> _YOUR GOAL_:
Copy out every record below, word for word.
######
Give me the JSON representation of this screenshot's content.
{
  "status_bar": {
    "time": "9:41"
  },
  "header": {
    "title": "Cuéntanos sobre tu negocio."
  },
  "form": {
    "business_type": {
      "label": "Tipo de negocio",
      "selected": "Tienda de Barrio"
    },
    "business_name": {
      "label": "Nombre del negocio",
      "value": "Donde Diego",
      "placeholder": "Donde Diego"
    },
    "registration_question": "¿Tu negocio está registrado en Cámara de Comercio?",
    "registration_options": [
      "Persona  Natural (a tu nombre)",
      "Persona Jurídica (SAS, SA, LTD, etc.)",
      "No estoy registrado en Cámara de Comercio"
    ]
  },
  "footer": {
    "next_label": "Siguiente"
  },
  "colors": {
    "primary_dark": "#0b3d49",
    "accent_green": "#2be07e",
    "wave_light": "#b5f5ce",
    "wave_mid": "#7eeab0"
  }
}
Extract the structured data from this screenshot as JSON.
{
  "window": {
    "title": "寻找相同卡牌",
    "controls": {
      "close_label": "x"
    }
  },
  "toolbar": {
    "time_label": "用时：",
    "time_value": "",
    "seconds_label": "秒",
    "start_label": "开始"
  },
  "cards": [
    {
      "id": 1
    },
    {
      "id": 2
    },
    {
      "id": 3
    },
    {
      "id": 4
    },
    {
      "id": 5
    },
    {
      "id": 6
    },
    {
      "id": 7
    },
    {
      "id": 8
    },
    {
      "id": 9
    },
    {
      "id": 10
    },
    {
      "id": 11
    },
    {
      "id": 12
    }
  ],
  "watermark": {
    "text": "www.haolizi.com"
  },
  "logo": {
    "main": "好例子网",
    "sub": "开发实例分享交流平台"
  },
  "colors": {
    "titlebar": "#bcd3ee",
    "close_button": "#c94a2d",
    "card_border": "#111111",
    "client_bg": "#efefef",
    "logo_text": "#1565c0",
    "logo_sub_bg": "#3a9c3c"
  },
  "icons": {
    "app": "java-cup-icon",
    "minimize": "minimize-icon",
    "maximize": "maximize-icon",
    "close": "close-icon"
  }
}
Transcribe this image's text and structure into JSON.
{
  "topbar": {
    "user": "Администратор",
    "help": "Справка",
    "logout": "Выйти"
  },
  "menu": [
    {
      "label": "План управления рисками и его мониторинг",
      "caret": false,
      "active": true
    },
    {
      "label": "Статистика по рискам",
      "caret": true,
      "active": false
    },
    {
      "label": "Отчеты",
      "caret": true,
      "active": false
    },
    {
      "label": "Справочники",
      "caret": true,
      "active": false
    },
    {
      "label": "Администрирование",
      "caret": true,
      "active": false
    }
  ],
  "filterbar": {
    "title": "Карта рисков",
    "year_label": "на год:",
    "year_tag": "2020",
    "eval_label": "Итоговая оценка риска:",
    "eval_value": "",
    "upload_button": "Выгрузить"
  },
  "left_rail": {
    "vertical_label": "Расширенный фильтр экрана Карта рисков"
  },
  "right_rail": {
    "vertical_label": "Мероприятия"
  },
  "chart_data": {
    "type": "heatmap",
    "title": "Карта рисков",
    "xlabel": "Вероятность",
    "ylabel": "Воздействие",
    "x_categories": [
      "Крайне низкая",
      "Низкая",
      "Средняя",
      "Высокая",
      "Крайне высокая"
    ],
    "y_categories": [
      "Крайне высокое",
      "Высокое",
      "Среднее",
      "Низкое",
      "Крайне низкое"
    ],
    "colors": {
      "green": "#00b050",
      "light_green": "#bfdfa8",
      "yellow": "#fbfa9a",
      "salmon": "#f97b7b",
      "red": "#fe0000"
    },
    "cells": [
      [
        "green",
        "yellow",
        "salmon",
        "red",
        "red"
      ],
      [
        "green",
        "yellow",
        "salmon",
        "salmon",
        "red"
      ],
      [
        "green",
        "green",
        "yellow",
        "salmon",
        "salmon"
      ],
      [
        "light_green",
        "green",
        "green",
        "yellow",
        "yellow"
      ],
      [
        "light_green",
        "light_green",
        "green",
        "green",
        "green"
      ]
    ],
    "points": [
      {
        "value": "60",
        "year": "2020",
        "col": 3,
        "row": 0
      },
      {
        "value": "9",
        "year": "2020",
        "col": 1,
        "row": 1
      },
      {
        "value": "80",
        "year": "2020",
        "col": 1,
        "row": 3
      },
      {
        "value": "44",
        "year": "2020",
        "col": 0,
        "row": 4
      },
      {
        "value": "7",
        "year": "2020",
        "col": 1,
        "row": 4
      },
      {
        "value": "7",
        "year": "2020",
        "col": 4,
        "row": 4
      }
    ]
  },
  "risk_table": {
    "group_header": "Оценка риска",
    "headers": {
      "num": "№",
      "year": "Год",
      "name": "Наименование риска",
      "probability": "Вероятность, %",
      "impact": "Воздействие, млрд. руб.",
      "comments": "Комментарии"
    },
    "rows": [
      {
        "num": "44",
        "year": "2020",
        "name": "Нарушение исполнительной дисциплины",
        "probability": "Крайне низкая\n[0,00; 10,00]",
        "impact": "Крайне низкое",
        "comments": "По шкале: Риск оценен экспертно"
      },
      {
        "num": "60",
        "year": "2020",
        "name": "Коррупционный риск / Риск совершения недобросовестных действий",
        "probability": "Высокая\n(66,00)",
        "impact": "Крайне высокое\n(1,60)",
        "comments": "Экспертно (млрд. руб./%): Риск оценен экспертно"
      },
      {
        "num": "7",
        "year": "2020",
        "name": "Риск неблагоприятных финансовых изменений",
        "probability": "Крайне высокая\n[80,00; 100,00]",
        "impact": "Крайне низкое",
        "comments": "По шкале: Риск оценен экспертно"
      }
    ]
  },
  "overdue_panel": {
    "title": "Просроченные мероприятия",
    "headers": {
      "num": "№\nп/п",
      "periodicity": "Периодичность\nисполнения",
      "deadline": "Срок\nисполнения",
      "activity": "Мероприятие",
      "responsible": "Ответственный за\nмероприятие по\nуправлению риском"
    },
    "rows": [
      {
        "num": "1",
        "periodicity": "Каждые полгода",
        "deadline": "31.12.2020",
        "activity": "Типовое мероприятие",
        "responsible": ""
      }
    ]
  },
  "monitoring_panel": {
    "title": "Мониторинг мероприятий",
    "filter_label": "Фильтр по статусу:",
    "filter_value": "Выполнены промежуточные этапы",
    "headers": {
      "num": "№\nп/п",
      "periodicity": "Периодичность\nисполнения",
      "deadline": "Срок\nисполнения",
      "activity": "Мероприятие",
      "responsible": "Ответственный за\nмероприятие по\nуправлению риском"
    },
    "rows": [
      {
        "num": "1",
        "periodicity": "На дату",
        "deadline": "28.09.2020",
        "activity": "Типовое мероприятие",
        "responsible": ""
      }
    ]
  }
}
######
> _CORRECT ANSWER_:
Give me the JSON representation of this screenshot's content.
{
  "status_bar": {
    "time": "9:41"
  },
  "header": {
    "title": "Cuéntanos sobre tu negocio."
  },
  "form": {
    "business_type": {
      "label": "Tipo de negocio",
      "selected": "Tienda de Barrio"
    },
    "business_name": {
      "label": "Nombre del negocio",
      "value": "Donde Diego",
      "placeholder": "Donde Diego"
    },
    "registration_question": "¿Tu negocio está registrado en Cámara de Comercio?",
    "registration_options": [
      "Persona  Natural (a tu nombre)",
      "Persona Jurídica (SAS, SA, LTD, etc.)",
      "No estoy registrado en Cámara de Comercio"
    ]
  },
  "footer": {
    "next_label": "Siguiente"
  },
  "colors": {
    "primary_dark": "#0b3d49",
    "accent_green": "#2be07e",
    "wave_light": "#b5f5ce",
    "wave_mid": "#7eeab0"
  }
}
Extract the structured data from this screenshot as JSON.
{
  "window": {
    "title": "寻找相同卡牌",
    "controls": {
      "close_label": "x"
    }
  },
  "toolbar": {
    "time_label": "用时：",
    "time_value": "",
    "seconds_label": "秒",
    "start_label": "开始"
  },
  "cards": [
    {
      "id": 1
    },
    {
      "id": 2
    },
    {
      "id": 3
    },
    {
      "id": 4
    },
    {
      "id": 5
    },
    {
      "id": 6
    },
    {
      "id": 7
    },
    {
      "id": 8
    },
    {
      "id": 9
    },
    {
      "id": 10
    },
    {
      "id": 11
    },
    {
      "id": 12
    }
  ],
  "watermark": {
    "text": "www.haolizi.com"
  },
  "logo": {
    "main": "好例子网",
    "sub": "开发实例分享交流平台"
  },
  "colors": {
    "titlebar": "#bcd3ee",
    "close_button": "#c94a2d",
    "card_border": "#111111",
    "client_bg": "#efefef",
    "logo_text": "#1565c0",
    "logo_sub_bg": "#3a9c3c"
  },
  "icons": {
    "app": "java-cup-icon",
    "minimize": "minimize-icon",
    "maximize": "maximize-icon",
    "close": "close-icon"
  }
}
Transcribe this image's text and structure into JSON.
{
  "topbar": {
    "user": "Администратор",
    "help": "Справка",
    "logout": "Выйти"
  },
  "menu": [
    {
      "label": "План управления рисками и его мониторинг",
      "caret": false,
      "active": true
    },
    {
      "label": "Статистика по рискам",
      "caret": true,
      "active": false
    },
    {
      "label": "Отчеты",
      "caret": true,
      "active": false
    },
    {
      "label": "Справочники",
      "caret": true,
      "active": false
    },
    {
      "label": "Администрирование",
      "caret": true,
      "active": false
    }
  ],
  "filterbar": {
    "title": "Карта рисков",
    "year_label": "на год:",
    "year_tag": "2020",
    "eval_label": "Итоговая оценка риска:",
    "eval_value": "",
    "upload_button": "Выгрузить"
  },
  "left_rail": {
    "vertical_label": "Расширенный фильтр экрана Карта рисков"
  },
  "right_rail": {
    "vertical_label": "Мероприятия"
  },
  "chart_data": {
    "type": "heatmap",
    "title": "Карта рисков",
    "xlabel": "Вероятность",
    "ylabel": "Воздействие",
    "x_categories": [
      "Крайне низкая",
      "Низкая",
      "Средняя",
      "Высокая",
      "Крайне высокая"
    ],
    "y_categories": [
      "Крайне высокое",
      "Высокое",
      "Среднее",
      "Низкое",
      "Крайне низкое"
    ],
    "colors": {
      "green": "#00b050",
      "light_green": "#bfdfa8",
      "yellow": "#fbfa9a",
      "salmon": "#f97b7b",
      "red": "#fe0000"
    },
    "cells": [
      [
        "green",
        "yellow",
        "salmon",
        "red",
        "red"
      ],
      [
        "green",
        "yellow",
        "salmon",
        "salmon",
        "red"
      ],
      [
        "green",
        "green",
        "yellow",
        "salmon",
        "salmon"
      ],
      [
        "light_green",
        "green",
        "green",
        "yellow",
        "yellow"
      ],
      [
        "light_green",
        "light_green",
        "green",
        "green",
        "green"
      ]
    ],
    "points": [
      {
        "value": "60",
        "year": "2020",
        "col": 3,
        "row": 0
      },
      {
        "value": "9",
        "year": "2020",
        "col": 1,
        "row": 1
      },
      {
        "value": "80",
        "year": "2020",
        "col": 1,
        "row": 3
      },
      {
        "value": "44",
        "year": "2020",
        "col": 0,
        "row": 4
      },
      {
        "value": "7",
        "year": "2020",
        "col": 1,
        "row": 4
      },
      {
        "value": "7",
        "year": "2020",
        "col": 4,
        "row": 4
      }
    ]
  },
  "risk_table": {
    "group_header": "Оценка риска",
    "headers": {
      "num": "№",
      "year": "Год",
      "name": "Наименование риска",
      "probability": "Вероятность, %",
      "impact": "Воздействие, млрд. руб.",
      "comments": "Комментарии"
    },
    "rows": [
      {
        "num": "44",
        "year": "2020",
        "name": "Нарушение исполнительной дисциплины",
        "probability": "Крайне низкая\n[0,00; 10,00]",
        "impact": "Крайне низкое",
        "comments": "По шкале: Риск оценен экспертно"
      },
      {
        "num": "60",
        "year": "2020",
        "name": "Коррупционный риск / Риск совершения недобросовестных действий",
        "probability": "Высокая\n(66,00)",
        "impact": "Крайне высокое\n(1,60)",
        "comments": "Экспертно (млрд. руб./%): Риск оценен экспертно"
      },
      {
        "num": "7",
        "year": "2020",
        "name": "Риск неблагоприятных финансовых изменений",
        "probability": "Крайне высокая\n[80,00; 100,00]",
        "impact": "Крайне низкое",
        "comments": "По шкале: Риск оценен экспертно"
      }
    ]
  },
  "overdue_panel": {
    "title": "Просроченные мероприятия",
    "headers": {
      "num": "№\nп/п",
      "periodicity": "Периодичность\nисполнения",
      "deadline": "Срок\nисполнения",
      "activity": "Мероприятие",
      "responsible": "Ответственный за\nмероприятие по\nуправлению риском"
    },
    "rows": [
      {
        "num": "1",
        "periodicity": "Каждые полгода",
        "deadline": "31.12.2020",
        "activity": "Типовое мероприятие",
        "responsible": ""
      }
    ]
  },
  "monitoring_panel": {
    "title": "Мониторинг мероприятий",
    "filter_label": "Фильтр по статусу:",
    "filter_value": "Выполнены промежуточные этапы",
    "headers": {
      "num": "№\nп/п",
      "periodicity": "Периодичность\nисполнения",
      "deadline": "Срок\nисполнения",
      "activity": "Мероприятие",
      "responsible": "Ответственный за\nмероприятие по\nуправлению риском"
    },
    "rows": [
      {
        "num": "1",
        "periodicity": "На дату",
        "deadline": "28.09.2020",
        "activity": "Типовое мероприятие",
        "responsible": ""
      }
    ]
  }
}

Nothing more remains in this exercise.